- _WHAT TO WORK ON_
Exactly as written, retype the listing below, omitting the pictures.

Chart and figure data
++++++++++

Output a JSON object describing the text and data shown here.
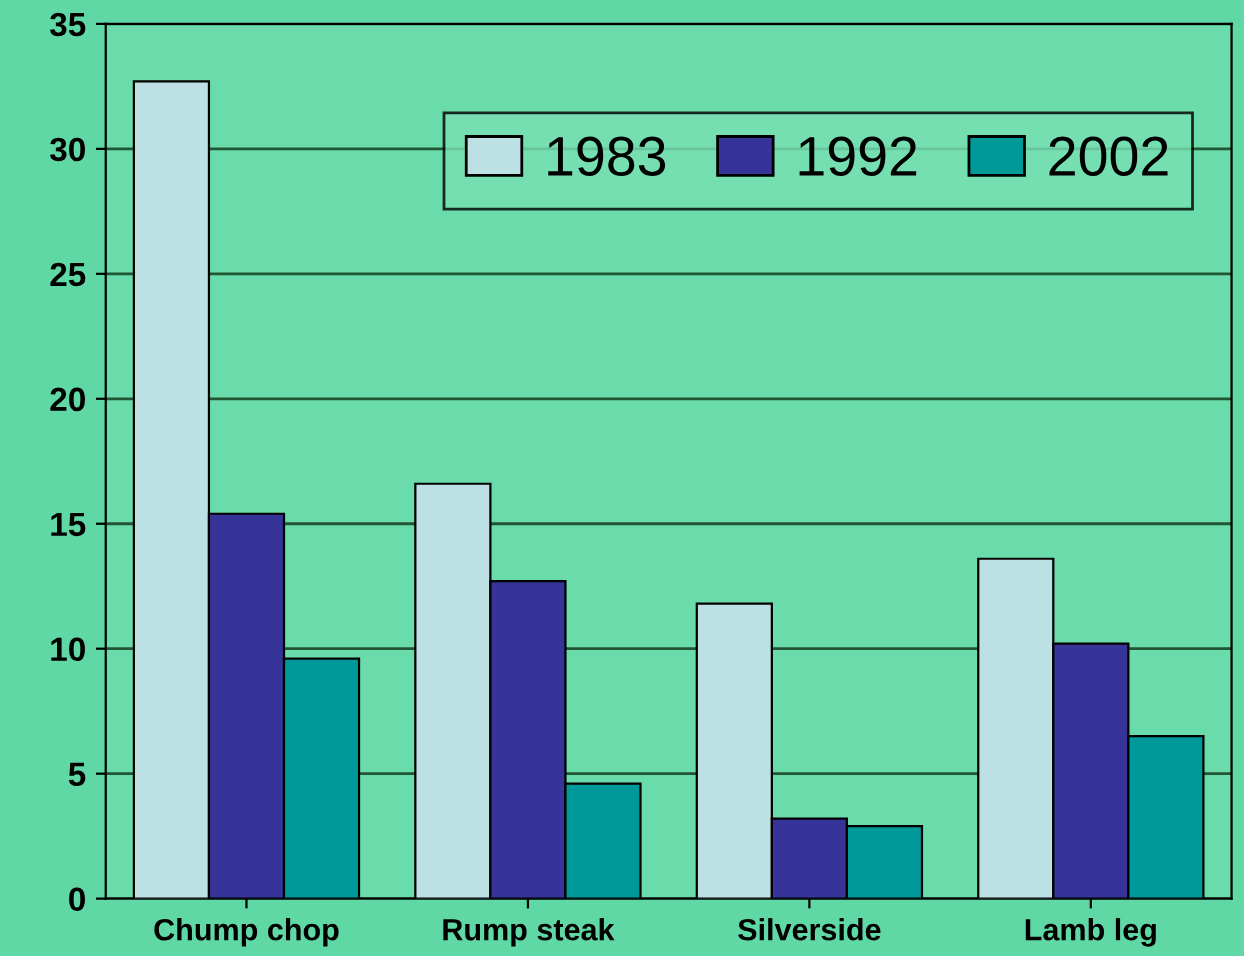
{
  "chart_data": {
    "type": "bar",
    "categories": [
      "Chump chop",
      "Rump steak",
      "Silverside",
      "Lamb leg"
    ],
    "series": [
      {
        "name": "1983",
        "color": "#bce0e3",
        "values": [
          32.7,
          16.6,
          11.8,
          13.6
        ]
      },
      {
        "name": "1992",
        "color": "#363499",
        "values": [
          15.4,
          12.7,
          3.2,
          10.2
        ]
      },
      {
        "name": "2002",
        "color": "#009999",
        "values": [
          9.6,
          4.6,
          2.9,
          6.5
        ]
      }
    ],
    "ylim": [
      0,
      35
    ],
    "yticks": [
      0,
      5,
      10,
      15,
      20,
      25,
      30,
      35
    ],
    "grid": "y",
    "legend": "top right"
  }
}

++++++++++

- _EXERCISE SOLUTION_
Output a JSON object describing the text and data shown here.
{
  "chart_data": {
    "type": "bar",
    "categories": [
      "Chump chop",
      "Rump steak",
      "Silverside",
      "Lamb leg"
    ],
    "series": [
      {
        "name": "1983",
        "color": "#bce0e3",
        "values": [
          32.7,
          16.6,
          11.8,
          13.6
        ]
      },
      {
        "name": "1992",
        "color": "#363499",
        "values": [
          15.4,
          12.7,
          3.2,
          10.2
        ]
      },
      {
        "name": "2002",
        "color": "#009999",
        "values": [
          9.6,
          4.6,
          2.9,
          6.5
        ]
      }
    ],
    "ylim": [
      0,
      35
    ],
    "yticks": [
      0,
      5,
      10,
      15,
      20,
      25,
      30,
      35
    ],
    "grid": "y",
    "legend": "top right"
  }
}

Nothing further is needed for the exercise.